• Document:
━━━━━━━━━━━━━━━━━━━━

This is the procedure to build all by yourself without using NGC containers.
1. Environment
- Ubuntu 18.04 x86_64 RAM:16GB
- Geforce GTX 1070
- NVIDIA Driver 440.59
- CUDA 10 (V10.0.130)
- cuDNN 7.6.5.32
- Docker 19.03.6, build 369ce74a3c
- Tensorflow v2.1.0
- TensorRT 7
- TF-TRT
- Bazel 0.29.1
- Python 3.6
2. Procedure
Create_working_directory
$ cd ~
$ mkdir work/tensorrt && cd work/tensorrt
Download TensorRT-7.0.0.11 and copy to the work/tensorrt
directory.

━━━━━━━━━━━━━━━━━━━━

• Information given:
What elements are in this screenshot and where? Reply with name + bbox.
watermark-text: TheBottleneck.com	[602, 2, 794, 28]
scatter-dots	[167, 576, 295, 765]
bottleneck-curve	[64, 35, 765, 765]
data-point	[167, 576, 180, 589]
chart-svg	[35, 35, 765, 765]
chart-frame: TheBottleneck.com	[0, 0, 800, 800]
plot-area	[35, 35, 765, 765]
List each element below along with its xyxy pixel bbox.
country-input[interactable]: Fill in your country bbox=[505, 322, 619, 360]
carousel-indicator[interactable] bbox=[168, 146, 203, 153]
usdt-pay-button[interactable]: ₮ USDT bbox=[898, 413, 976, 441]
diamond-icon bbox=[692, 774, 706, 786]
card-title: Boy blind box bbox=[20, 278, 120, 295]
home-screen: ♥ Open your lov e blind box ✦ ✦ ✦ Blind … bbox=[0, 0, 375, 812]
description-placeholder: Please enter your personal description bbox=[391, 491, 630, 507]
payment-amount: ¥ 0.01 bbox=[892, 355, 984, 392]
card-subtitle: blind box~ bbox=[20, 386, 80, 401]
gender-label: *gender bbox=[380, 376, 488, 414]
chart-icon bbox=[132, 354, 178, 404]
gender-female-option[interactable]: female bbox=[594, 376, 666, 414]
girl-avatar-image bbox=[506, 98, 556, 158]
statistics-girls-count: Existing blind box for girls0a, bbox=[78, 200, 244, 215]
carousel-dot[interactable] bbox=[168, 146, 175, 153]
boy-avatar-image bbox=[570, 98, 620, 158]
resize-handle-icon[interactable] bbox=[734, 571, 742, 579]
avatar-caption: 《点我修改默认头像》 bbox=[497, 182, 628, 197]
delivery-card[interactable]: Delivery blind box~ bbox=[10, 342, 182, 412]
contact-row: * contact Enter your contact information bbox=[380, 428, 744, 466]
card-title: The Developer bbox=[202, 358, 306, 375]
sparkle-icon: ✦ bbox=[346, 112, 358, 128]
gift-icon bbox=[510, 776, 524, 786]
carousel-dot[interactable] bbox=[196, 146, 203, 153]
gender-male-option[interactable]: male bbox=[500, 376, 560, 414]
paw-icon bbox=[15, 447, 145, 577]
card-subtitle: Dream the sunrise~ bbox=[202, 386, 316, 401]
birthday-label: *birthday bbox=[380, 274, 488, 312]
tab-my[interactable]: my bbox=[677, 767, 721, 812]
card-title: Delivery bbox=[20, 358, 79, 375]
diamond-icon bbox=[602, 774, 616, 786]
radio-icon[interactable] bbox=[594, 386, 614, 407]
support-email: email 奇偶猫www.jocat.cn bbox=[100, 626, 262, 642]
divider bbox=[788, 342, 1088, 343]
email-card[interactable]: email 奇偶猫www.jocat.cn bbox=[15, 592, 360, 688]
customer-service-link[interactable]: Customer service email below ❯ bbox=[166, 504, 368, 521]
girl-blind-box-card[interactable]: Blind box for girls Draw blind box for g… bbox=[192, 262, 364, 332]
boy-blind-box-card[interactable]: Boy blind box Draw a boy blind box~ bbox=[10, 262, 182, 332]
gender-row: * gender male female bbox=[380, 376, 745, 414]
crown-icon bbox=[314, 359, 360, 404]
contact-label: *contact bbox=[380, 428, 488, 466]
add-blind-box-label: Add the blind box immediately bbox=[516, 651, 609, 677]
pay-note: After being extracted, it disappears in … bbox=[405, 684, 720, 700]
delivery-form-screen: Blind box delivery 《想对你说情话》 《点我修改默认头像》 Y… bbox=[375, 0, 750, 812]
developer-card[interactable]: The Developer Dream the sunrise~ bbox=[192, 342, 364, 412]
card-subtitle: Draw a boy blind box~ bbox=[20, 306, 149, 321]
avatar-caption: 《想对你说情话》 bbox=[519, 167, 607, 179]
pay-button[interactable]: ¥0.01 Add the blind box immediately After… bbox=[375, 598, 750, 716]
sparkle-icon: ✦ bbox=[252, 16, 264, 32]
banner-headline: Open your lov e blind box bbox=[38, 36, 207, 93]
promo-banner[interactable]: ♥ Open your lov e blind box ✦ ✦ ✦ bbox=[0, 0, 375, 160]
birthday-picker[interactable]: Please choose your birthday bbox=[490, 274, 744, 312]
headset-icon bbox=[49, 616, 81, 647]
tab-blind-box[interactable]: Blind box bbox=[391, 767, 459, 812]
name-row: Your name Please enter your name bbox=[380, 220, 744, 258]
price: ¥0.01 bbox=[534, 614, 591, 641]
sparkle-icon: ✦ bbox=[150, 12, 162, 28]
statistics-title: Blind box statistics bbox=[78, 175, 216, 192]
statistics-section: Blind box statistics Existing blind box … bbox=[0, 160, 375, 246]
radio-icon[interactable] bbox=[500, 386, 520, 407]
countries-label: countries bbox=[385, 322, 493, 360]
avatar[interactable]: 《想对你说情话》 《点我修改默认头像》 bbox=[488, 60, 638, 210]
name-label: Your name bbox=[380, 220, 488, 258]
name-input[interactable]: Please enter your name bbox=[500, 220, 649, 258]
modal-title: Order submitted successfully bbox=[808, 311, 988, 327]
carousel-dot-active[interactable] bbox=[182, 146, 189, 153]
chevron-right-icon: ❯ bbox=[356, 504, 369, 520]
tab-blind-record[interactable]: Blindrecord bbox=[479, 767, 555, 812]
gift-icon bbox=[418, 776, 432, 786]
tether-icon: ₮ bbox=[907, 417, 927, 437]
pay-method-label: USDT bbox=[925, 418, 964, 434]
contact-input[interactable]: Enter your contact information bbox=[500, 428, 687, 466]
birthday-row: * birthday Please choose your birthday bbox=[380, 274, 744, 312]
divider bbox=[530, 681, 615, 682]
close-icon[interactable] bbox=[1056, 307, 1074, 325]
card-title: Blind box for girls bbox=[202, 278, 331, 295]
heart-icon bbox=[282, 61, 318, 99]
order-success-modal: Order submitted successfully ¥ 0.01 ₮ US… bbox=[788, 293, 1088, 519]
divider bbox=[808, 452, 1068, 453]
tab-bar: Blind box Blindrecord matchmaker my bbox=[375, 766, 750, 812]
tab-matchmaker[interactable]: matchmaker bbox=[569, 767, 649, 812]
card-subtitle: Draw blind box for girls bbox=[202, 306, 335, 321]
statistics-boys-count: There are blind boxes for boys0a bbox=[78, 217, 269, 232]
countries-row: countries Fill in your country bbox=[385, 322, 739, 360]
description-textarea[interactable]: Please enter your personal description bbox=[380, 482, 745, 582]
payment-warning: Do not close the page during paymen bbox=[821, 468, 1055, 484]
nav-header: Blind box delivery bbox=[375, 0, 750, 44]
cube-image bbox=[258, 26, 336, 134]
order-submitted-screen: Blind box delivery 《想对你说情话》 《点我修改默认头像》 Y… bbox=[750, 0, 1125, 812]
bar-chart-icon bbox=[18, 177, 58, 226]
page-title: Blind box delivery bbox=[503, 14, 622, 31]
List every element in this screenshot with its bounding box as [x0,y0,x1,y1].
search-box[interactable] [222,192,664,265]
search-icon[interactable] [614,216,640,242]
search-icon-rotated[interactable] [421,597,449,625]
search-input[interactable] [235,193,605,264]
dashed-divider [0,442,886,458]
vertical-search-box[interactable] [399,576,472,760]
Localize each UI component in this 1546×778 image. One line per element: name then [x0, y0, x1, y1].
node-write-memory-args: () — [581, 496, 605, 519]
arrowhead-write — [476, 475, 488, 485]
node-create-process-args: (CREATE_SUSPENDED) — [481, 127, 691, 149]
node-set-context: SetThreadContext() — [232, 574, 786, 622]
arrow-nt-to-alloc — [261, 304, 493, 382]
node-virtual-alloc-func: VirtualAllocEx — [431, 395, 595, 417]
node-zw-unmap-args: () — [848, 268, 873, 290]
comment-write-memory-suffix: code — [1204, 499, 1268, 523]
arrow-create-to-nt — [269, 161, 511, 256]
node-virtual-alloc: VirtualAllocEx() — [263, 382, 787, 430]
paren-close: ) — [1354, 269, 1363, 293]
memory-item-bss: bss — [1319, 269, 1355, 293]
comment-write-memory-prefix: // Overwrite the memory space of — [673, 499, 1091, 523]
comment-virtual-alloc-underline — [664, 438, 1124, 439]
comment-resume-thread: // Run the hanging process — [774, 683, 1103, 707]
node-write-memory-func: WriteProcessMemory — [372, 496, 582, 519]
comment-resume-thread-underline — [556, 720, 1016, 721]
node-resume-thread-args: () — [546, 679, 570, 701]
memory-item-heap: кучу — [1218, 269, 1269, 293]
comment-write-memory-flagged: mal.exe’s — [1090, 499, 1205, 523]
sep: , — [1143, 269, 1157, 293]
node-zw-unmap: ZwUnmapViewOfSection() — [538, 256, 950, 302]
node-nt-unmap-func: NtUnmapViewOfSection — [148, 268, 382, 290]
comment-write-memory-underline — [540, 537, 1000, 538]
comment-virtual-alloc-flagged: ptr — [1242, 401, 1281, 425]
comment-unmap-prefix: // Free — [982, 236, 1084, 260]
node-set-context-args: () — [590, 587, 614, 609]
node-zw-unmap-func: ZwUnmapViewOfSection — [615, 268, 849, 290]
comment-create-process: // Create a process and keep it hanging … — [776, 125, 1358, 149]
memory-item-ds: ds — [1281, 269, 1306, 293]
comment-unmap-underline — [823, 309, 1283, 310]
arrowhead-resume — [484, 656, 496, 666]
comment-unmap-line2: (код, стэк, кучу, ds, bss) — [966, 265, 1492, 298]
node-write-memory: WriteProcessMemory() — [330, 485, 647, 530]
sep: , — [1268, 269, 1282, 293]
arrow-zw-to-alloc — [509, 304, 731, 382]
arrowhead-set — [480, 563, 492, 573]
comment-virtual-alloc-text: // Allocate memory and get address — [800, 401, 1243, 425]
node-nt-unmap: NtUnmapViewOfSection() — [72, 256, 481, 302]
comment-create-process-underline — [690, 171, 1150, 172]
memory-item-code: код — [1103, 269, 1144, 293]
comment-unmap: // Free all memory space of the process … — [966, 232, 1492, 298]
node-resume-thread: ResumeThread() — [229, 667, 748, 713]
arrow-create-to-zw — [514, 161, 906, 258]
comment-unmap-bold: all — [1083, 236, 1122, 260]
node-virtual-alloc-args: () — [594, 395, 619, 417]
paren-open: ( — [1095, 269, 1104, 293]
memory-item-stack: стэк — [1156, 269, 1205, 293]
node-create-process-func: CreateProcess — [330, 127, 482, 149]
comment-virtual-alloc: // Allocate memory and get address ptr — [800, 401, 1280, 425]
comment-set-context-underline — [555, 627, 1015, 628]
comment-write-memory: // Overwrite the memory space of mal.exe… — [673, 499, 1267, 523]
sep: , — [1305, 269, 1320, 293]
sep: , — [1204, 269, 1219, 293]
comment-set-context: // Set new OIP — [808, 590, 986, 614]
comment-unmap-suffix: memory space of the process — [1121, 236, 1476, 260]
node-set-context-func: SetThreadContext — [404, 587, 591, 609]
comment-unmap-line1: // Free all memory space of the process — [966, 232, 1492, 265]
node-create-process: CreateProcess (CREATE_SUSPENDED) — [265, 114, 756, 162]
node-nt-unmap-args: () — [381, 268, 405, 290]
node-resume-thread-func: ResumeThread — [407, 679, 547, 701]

━━━━━━━━━━━━━━━━━━━━

• Direction 1:
Answer these questions from the build notes:
(a) Which graphics card is listed in the environment?
(b) Which version of Bazel is used?
(c) Which TensorRT release is to be downloaded and copied into the work/tensorrt directory?
• Direction 2:
Print the part of the build notes starting with "This is the" and going on through "CUDA 10 (V10.0.130)".
• Direction 3:
List every entry in the environment section of the build notes whose name begins with the letter T.

• Right answer 1:
(a) Geforce GTX 1070
(b) 0.29.1
(c) TensorRT-7.0.0.11

• Right answer 2:
This is the procedure to build all by yourself without using NGC containers.
1. Environment
- Ubuntu 18.04 x86_64 RAM:16GB
- Geforce GTX 1070
- NVIDIA Driver 440.59
- CUDA 10 (V10.0.130)

• Right answer 3:
- Tensorflow v2.1.0
- TensorRT 7
- TF-TRT